Pictures appear in the records below; write out everything else exactly.

========================================

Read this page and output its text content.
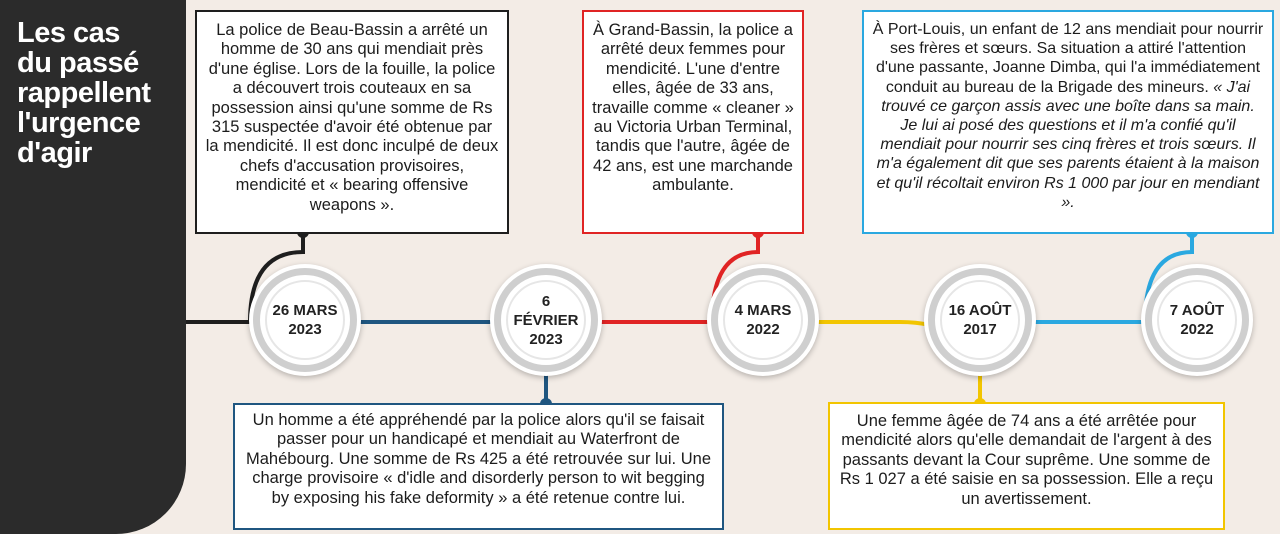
Les cas
du passé
rappellent
l'urgence
d'agir
La police de Beau-Bassin a arrêté un homme de 30 ans qui mendiait près d'une église. Lors de la fouille, la police a découvert trois couteaux en sa possession ainsi qu'une somme de Rs 315 suspectée d'avoir été obtenue par la mendicité. Il est donc inculpé de deux chefs d'accusation provisoires, mendicité et « bearing offensive weapons ».
Un homme a été appréhendé par la police alors qu'il se faisait passer pour un handicapé et mendiait au Waterfront de Mahébourg. Une somme de Rs 425 a été retrouvée sur lui. Une charge provisoire « d'idle and disorderly person to wit begging by exposing his fake deformity » a été retenue contre lui.
À Grand-Bassin, la police a arrêté deux femmes pour mendicité. L'une d'entre elles, âgée de 33 ans, travaille comme « cleaner » au Victoria Urban Terminal, tandis que l'autre, âgée de 42 ans, est une marchande ambulante.
Une femme âgée de 74 ans a été arrêtée pour mendicité alors qu'elle demandait de l'argent à des passants devant la Cour suprême. Une somme de Rs 1 027 a été saisie en sa possession. Elle a reçu un avertissement.
À Port-Louis, un enfant de 12 ans mendiait pour nourrir ses frères et sœurs. Sa situation a attiré l'attention d'une passante, Joanne Dimba, qui l'a immédiatement conduit au bureau de la Brigade des mineurs. « J'ai trouvé ce garçon assis avec une boîte dans sa main. Je lui ai posé des questions et il m'a confié qu'il mendiait pour nourrir ses cinq frères et trois sœurs. Il m'a également dit que ses parents étaient à la maison et qu'il récoltait environ Rs 1 000 par jour en mendiant ».
26 MARS
2023
6
FÉVRIER
2023
4 MARS
2022
16 AOÛT
2017
7 AOÛT
2022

========================================

** FULL RESPONSE **
Read this page and output its text content.
Les cas
du passé
rappellent
l'urgence
d'agir
La police de Beau-Bassin a arrêté un homme de 30 ans qui mendiait près d'une église. Lors de la fouille, la police a découvert trois couteaux en sa possession ainsi qu'une somme de Rs 315 suspectée d'avoir été obtenue par la mendicité. Il est donc inculpé de deux chefs d'accusation provisoires, mendicité et « bearing offensive weapons ».
Un homme a été appréhendé par la police alors qu'il se faisait passer pour un handicapé et mendiait au Waterfront de Mahébourg. Une somme de Rs 425 a été retrouvée sur lui. Une charge provisoire « d'idle and disorderly person to wit begging by exposing his fake deformity » a été retenue contre lui.
À Grand-Bassin, la police a arrêté deux femmes pour mendicité. L'une d'entre elles, âgée de 33 ans, travaille comme « cleaner » au Victoria Urban Terminal, tandis que l'autre, âgée de 42 ans, est une marchande ambulante.
Une femme âgée de 74 ans a été arrêtée pour mendicité alors qu'elle demandait de l'argent à des passants devant la Cour suprême. Une somme de Rs 1 027 a été saisie en sa possession. Elle a reçu un avertissement.
À Port-Louis, un enfant de 12 ans mendiait pour nourrir ses frères et sœurs. Sa situation a attiré l'attention d'une passante, Joanne Dimba, qui l'a immédiatement conduit au bureau de la Brigade des mineurs. « J'ai trouvé ce garçon assis avec une boîte dans sa main. Je lui ai posé des questions et il m'a confié qu'il mendiait pour nourrir ses cinq frères et trois sœurs. Il m'a également dit que ses parents étaient à la maison et qu'il récoltait environ Rs 1 000 par jour en mendiant ».
26 MARS
2023
6
FÉVRIER
2023
4 MARS
2022
16 AOÛT
2017
7 AOÛT
2022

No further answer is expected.